OBJECTIVE:
Write out every record in full, exactly as written, please.

THE RECORDS:
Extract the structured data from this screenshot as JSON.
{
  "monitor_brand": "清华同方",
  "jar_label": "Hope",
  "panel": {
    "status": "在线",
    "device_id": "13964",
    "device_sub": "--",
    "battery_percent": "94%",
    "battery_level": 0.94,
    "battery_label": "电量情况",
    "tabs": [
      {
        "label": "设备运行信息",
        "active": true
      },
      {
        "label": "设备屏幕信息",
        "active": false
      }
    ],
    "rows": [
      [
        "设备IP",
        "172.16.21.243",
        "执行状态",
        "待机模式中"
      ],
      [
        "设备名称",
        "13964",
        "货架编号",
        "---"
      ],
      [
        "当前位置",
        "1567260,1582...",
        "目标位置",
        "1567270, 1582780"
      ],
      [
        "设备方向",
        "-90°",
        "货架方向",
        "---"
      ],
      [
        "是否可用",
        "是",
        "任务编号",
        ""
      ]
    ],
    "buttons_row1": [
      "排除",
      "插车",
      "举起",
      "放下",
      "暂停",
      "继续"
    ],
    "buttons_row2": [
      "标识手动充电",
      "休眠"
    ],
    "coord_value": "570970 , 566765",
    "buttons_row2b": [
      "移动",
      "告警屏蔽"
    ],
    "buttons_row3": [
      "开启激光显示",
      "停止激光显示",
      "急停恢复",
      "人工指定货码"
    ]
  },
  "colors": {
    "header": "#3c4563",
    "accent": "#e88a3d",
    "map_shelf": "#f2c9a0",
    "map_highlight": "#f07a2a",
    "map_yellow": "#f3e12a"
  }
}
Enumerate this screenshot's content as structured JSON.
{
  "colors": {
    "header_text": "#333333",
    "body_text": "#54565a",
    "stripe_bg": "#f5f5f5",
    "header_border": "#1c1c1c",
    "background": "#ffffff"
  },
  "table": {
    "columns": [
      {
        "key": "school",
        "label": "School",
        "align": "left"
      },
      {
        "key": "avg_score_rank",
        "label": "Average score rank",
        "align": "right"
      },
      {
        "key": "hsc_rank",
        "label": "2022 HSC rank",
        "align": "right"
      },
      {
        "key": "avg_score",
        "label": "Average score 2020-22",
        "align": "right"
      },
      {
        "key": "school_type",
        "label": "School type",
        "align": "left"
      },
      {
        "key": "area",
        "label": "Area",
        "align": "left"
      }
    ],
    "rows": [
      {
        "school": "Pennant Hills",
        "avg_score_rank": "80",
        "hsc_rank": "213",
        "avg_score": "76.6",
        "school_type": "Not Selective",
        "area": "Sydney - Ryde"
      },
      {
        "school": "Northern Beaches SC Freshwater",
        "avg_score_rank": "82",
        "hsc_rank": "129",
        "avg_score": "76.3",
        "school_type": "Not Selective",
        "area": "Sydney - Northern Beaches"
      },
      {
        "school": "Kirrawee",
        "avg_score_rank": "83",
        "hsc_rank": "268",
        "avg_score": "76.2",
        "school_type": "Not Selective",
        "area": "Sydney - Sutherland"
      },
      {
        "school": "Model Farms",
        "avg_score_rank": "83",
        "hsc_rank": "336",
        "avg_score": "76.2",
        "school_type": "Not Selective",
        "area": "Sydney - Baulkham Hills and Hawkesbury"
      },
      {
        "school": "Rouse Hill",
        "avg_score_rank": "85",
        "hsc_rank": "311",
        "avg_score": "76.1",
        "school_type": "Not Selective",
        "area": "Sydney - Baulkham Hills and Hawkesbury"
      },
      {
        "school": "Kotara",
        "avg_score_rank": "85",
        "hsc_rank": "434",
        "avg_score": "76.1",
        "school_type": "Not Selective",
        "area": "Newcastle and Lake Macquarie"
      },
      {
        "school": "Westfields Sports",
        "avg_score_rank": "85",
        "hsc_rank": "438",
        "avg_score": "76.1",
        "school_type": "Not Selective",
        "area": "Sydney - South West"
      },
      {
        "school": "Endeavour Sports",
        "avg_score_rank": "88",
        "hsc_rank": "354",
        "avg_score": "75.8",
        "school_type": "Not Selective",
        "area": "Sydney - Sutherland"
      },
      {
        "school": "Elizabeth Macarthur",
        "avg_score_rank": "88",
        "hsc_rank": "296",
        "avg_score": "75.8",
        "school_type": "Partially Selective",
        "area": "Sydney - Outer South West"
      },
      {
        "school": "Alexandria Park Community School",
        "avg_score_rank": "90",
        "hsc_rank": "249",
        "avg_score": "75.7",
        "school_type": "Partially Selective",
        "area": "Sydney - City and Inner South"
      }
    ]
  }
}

TASK SOLUTION:
Extract the structured data from this screenshot as JSON.
{
  "monitor_brand": "清华同方",
  "jar_label": "Hope",
  "panel": {
    "status": "在线",
    "device_id": "13964",
    "device_sub": "--",
    "battery_percent": "94%",
    "battery_level": 0.94,
    "battery_label": "电量情况",
    "tabs": [
      {
        "label": "设备运行信息",
        "active": true
      },
      {
        "label": "设备屏幕信息",
        "active": false
      }
    ],
    "rows": [
      [
        "设备IP",
        "172.16.21.243",
        "执行状态",
        "待机模式中"
      ],
      [
        "设备名称",
        "13964",
        "货架编号",
        "---"
      ],
      [
        "当前位置",
        "1567260,1582...",
        "目标位置",
        "1567270, 1582780"
      ],
      [
        "设备方向",
        "-90°",
        "货架方向",
        "---"
      ],
      [
        "是否可用",
        "是",
        "任务编号",
        ""
      ]
    ],
    "buttons_row1": [
      "排除",
      "插车",
      "举起",
      "放下",
      "暂停",
      "继续"
    ],
    "buttons_row2": [
      "标识手动充电",
      "休眠"
    ],
    "coord_value": "570970 , 566765",
    "buttons_row2b": [
      "移动",
      "告警屏蔽"
    ],
    "buttons_row3": [
      "开启激光显示",
      "停止激光显示",
      "急停恢复",
      "人工指定货码"
    ]
  },
  "colors": {
    "header": "#3c4563",
    "accent": "#e88a3d",
    "map_shelf": "#f2c9a0",
    "map_highlight": "#f07a2a",
    "map_yellow": "#f3e12a"
  }
}
Enumerate this screenshot's content as structured JSON.
{
  "colors": {
    "header_text": "#333333",
    "body_text": "#54565a",
    "stripe_bg": "#f5f5f5",
    "header_border": "#1c1c1c",
    "background": "#ffffff"
  },
  "table": {
    "columns": [
      {
        "key": "school",
        "label": "School",
        "align": "left"
      },
      {
        "key": "avg_score_rank",
        "label": "Average score rank",
        "align": "right"
      },
      {
        "key": "hsc_rank",
        "label": "2022 HSC rank",
        "align": "right"
      },
      {
        "key": "avg_score",
        "label": "Average score 2020-22",
        "align": "right"
      },
      {
        "key": "school_type",
        "label": "School type",
        "align": "left"
      },
      {
        "key": "area",
        "label": "Area",
        "align": "left"
      }
    ],
    "rows": [
      {
        "school": "Pennant Hills",
        "avg_score_rank": "80",
        "hsc_rank": "213",
        "avg_score": "76.6",
        "school_type": "Not Selective",
        "area": "Sydney - Ryde"
      },
      {
        "school": "Northern Beaches SC Freshwater",
        "avg_score_rank": "82",
        "hsc_rank": "129",
        "avg_score": "76.3",
        "school_type": "Not Selective",
        "area": "Sydney - Northern Beaches"
      },
      {
        "school": "Kirrawee",
        "avg_score_rank": "83",
        "hsc_rank": "268",
        "avg_score": "76.2",
        "school_type": "Not Selective",
        "area": "Sydney - Sutherland"
      },
      {
        "school": "Model Farms",
        "avg_score_rank": "83",
        "hsc_rank": "336",
        "avg_score": "76.2",
        "school_type": "Not Selective",
        "area": "Sydney - Baulkham Hills and Hawkesbury"
      },
      {
        "school": "Rouse Hill",
        "avg_score_rank": "85",
        "hsc_rank": "311",
        "avg_score": "76.1",
        "school_type": "Not Selective",
        "area": "Sydney - Baulkham Hills and Hawkesbury"
      },
      {
        "school": "Kotara",
        "avg_score_rank": "85",
        "hsc_rank": "434",
        "avg_score": "76.1",
        "school_type": "Not Selective",
        "area": "Newcastle and Lake Macquarie"
      },
      {
        "school": "Westfields Sports",
        "avg_score_rank": "85",
        "hsc_rank": "438",
        "avg_score": "76.1",
        "school_type": "Not Selective",
        "area": "Sydney - South West"
      },
      {
        "school": "Endeavour Sports",
        "avg_score_rank": "88",
        "hsc_rank": "354",
        "avg_score": "75.8",
        "school_type": "Not Selective",
        "area": "Sydney - Sutherland"
      },
      {
        "school": "Elizabeth Macarthur",
        "avg_score_rank": "88",
        "hsc_rank": "296",
        "avg_score": "75.8",
        "school_type": "Partially Selective",
        "area": "Sydney - Outer South West"
      },
      {
        "school": "Alexandria Park Community School",
        "avg_score_rank": "90",
        "hsc_rank": "249",
        "avg_score": "75.7",
        "school_type": "Partially Selective",
        "area": "Sydney - City and Inner South"
      }
    ]
  }
}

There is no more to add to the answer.